**取り組む課題:** 脳の疾病と夢についての文章を、最後の一文のあとから書き継ぐこと。

**与えられた文章:**

________________________________________

脳の中の疾病に気づいたのはもう25年前の話。
医師に病名を告げられたのはおよそ2年前で、
それからまる2年間治療を続けてきた。
それももうまもなく終了。
「いよいよ卒業」という医師の言葉とともに、
みょうな現実感に襲われるようになった。
追体験・既視感でもない
自分が自分でないような離脱感もない
かといってリアリティが鋭敏になるわけでもない
至って普通の現実なのだが
その現実の“感覚”を新鮮に思えるのだ。
すべてのアクが抜けたような。
脳の中の勝手口がスムーズに開くようになってからというもの
夢がとてもリアルになった
これは言葉のとおり夢とは思えないほどの緊迫した現実感だ。
すべての登場人物は、これまで会った人たち。
それもとても大切だと思っている人たちだ。
夢は現実離れしている。

________________________________________

**提供された情報:**
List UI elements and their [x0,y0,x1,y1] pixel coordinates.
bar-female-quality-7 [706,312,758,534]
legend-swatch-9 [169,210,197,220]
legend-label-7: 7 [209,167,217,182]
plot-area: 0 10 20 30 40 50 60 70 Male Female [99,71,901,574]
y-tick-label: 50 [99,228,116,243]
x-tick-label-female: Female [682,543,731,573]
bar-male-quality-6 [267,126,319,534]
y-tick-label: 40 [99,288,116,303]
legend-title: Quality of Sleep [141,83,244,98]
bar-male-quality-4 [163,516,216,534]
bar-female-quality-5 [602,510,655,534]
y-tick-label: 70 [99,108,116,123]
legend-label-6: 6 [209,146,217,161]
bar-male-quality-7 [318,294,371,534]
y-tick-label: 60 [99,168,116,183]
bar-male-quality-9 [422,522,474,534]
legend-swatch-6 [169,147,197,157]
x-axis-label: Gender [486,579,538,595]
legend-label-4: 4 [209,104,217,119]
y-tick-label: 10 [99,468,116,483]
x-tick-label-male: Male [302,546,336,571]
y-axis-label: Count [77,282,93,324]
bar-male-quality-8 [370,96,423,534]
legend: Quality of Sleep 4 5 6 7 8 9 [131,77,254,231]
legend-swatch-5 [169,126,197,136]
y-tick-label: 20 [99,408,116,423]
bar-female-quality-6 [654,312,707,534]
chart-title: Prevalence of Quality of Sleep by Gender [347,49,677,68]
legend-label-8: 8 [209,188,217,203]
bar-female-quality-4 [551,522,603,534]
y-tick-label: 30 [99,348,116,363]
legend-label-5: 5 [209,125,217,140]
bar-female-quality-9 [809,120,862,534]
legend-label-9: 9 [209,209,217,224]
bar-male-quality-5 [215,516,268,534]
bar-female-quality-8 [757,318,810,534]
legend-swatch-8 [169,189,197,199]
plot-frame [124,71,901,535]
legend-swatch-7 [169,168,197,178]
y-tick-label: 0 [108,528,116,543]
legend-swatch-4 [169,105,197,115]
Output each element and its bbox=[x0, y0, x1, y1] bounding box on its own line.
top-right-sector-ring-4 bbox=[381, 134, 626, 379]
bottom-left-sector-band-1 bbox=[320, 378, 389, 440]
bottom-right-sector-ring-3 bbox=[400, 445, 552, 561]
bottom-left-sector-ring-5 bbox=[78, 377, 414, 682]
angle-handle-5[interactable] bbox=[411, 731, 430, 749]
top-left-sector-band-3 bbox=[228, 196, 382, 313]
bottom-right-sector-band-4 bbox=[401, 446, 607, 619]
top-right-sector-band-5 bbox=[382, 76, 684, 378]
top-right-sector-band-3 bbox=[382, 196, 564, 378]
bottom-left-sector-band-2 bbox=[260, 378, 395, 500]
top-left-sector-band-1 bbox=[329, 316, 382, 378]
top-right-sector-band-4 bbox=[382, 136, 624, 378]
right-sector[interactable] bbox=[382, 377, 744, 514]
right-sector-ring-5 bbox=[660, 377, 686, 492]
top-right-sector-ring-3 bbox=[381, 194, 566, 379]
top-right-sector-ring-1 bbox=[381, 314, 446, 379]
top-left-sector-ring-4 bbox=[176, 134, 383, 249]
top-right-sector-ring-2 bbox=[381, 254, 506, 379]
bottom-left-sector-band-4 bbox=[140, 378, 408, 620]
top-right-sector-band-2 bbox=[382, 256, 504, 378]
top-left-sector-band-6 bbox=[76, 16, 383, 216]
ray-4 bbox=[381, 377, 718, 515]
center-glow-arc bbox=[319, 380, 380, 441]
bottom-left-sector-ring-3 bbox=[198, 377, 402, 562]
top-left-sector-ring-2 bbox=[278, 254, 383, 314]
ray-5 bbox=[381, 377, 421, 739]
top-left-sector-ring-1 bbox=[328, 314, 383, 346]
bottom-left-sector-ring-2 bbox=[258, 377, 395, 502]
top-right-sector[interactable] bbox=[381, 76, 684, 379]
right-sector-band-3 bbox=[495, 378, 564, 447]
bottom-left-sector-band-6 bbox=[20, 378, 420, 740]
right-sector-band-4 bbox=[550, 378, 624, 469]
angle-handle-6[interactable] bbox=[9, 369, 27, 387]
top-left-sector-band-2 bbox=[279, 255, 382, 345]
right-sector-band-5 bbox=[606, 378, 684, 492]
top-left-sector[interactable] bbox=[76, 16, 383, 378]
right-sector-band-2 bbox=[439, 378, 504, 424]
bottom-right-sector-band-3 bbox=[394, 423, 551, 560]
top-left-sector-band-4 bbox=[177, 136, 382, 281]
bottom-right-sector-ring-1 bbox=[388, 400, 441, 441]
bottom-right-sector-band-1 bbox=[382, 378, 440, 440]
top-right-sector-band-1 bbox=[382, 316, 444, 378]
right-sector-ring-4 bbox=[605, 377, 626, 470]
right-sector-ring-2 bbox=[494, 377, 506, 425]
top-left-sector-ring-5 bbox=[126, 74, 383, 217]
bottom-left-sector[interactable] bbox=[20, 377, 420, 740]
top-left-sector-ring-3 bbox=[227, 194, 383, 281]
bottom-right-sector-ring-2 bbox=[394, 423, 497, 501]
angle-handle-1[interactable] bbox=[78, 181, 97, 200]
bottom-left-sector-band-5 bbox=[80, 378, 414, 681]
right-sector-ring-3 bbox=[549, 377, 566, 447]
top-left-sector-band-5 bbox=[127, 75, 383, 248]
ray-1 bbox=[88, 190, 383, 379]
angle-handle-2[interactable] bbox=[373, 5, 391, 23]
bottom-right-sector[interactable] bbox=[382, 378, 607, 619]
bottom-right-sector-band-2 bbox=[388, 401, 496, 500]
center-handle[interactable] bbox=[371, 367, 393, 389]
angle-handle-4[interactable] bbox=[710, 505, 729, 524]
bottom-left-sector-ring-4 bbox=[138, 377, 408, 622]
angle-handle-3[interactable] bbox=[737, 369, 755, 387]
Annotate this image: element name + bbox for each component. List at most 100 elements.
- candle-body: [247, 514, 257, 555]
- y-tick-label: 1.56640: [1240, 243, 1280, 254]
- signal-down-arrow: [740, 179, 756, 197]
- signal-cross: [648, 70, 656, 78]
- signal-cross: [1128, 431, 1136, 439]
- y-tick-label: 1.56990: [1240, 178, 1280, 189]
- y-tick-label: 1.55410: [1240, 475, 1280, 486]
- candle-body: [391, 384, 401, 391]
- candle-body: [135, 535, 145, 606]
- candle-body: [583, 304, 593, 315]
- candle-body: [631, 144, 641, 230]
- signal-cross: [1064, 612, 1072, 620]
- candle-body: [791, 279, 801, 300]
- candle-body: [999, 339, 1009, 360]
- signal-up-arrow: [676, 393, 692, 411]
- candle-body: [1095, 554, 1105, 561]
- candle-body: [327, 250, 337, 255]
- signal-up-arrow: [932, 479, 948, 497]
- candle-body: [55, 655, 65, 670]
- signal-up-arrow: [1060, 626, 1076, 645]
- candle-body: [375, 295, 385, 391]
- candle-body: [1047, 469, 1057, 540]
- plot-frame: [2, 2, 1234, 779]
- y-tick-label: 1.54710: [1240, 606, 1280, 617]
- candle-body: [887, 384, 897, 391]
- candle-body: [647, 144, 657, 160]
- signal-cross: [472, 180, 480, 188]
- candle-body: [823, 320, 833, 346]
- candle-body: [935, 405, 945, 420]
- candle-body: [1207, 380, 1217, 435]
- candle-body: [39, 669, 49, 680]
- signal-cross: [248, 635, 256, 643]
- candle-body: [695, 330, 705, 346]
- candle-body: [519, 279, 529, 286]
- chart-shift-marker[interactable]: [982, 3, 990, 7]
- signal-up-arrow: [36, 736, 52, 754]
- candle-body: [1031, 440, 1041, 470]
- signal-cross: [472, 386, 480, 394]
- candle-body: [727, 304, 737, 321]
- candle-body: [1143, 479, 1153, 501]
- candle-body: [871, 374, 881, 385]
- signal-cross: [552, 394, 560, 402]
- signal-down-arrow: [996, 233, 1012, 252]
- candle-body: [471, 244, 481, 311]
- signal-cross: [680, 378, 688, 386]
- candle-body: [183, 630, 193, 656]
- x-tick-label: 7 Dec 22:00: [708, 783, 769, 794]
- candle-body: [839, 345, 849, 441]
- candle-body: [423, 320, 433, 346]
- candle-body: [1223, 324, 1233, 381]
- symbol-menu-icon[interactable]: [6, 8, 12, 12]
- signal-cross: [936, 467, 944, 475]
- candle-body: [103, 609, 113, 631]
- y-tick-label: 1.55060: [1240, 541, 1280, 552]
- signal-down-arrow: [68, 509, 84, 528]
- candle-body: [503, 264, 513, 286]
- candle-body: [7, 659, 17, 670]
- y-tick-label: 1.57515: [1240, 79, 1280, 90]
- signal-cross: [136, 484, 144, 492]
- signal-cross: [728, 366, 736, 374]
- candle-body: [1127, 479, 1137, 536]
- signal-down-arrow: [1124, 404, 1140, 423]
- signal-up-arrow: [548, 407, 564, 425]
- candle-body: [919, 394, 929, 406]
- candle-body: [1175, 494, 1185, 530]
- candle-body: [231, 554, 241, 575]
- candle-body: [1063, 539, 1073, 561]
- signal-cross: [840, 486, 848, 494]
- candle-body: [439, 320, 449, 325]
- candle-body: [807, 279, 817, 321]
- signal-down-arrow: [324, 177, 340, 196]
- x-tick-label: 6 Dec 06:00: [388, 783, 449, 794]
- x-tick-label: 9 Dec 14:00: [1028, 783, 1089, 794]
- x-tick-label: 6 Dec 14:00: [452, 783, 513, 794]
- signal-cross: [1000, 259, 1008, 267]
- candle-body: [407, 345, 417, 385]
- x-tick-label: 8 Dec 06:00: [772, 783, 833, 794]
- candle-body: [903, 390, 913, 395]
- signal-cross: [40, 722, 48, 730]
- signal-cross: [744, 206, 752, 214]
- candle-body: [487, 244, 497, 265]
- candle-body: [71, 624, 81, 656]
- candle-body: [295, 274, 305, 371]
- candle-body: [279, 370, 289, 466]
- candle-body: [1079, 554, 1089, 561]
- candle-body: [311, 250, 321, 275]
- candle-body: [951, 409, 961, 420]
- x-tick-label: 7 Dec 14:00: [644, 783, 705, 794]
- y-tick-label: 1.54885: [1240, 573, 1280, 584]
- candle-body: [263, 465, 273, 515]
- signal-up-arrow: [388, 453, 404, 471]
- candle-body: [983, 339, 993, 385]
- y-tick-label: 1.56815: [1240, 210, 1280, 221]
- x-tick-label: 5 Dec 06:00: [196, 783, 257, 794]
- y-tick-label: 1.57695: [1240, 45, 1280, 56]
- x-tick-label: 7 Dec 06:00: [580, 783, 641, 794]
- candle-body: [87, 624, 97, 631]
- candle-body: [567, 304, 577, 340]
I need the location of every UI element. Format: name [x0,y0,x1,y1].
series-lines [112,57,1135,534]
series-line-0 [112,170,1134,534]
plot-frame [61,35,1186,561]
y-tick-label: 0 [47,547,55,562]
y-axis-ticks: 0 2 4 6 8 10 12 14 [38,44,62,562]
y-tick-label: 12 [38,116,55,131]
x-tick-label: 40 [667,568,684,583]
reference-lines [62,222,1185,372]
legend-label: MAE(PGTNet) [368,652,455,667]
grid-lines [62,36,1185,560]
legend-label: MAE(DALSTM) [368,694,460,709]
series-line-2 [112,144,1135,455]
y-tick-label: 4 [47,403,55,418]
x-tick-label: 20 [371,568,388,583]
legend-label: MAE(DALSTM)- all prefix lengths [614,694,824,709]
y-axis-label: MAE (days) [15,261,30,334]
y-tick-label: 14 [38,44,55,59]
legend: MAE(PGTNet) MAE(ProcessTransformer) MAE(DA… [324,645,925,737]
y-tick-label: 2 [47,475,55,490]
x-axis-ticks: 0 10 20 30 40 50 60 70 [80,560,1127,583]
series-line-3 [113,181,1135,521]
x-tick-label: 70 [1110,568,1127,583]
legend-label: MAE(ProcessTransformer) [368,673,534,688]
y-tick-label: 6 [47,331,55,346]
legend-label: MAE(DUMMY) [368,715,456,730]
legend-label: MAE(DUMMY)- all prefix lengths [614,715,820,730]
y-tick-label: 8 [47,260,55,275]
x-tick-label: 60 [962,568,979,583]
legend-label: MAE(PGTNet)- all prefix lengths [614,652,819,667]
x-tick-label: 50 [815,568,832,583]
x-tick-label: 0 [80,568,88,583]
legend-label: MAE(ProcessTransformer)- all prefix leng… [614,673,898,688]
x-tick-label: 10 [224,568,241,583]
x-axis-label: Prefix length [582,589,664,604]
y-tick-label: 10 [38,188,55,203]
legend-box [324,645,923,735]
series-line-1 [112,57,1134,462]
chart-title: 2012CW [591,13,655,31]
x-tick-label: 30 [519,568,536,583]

________________________________________

**課題の解答:**
ブレードランナーばりの世界でともに逃亡を続ける夢や
先週通ったばかりのオフィスビルの一角で恋に落ちる夢
どれも白熱した描写と、生命力のあふれる空気に満ちあふれている。
僕は汗をほとばしるように叫びながら、とても満足してその世界を堪能している。
目が覚めてもその夢を堪能しようとする自分がいる。
夢の脳波は現実の世界でも同じリズムを保っている。
もしかするとこれが真の自分なのかもしれない
いや、そうでなかったとしても、これからリアルにしてみたいと思いたい。